--- START ---
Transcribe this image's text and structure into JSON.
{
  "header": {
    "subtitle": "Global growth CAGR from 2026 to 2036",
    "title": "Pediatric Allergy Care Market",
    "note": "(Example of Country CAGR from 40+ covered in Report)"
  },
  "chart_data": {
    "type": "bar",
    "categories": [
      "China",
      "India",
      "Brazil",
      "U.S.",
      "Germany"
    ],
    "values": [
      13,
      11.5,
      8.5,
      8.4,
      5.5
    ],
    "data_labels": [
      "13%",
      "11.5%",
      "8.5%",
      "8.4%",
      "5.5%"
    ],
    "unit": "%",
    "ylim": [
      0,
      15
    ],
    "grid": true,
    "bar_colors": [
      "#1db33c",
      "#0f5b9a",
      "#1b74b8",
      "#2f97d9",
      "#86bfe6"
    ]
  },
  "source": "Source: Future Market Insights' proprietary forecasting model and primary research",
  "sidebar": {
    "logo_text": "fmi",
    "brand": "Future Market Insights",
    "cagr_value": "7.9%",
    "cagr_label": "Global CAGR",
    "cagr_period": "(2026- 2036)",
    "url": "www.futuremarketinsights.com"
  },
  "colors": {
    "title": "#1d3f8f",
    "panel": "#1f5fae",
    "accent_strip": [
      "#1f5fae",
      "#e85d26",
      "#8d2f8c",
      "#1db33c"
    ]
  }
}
--- END ---
Reproduce each line of the material containing the word "Global".

    "subtitle": "Global growth CAGR from 2026 to 2036",
    "cagr_label": "Global CAGR",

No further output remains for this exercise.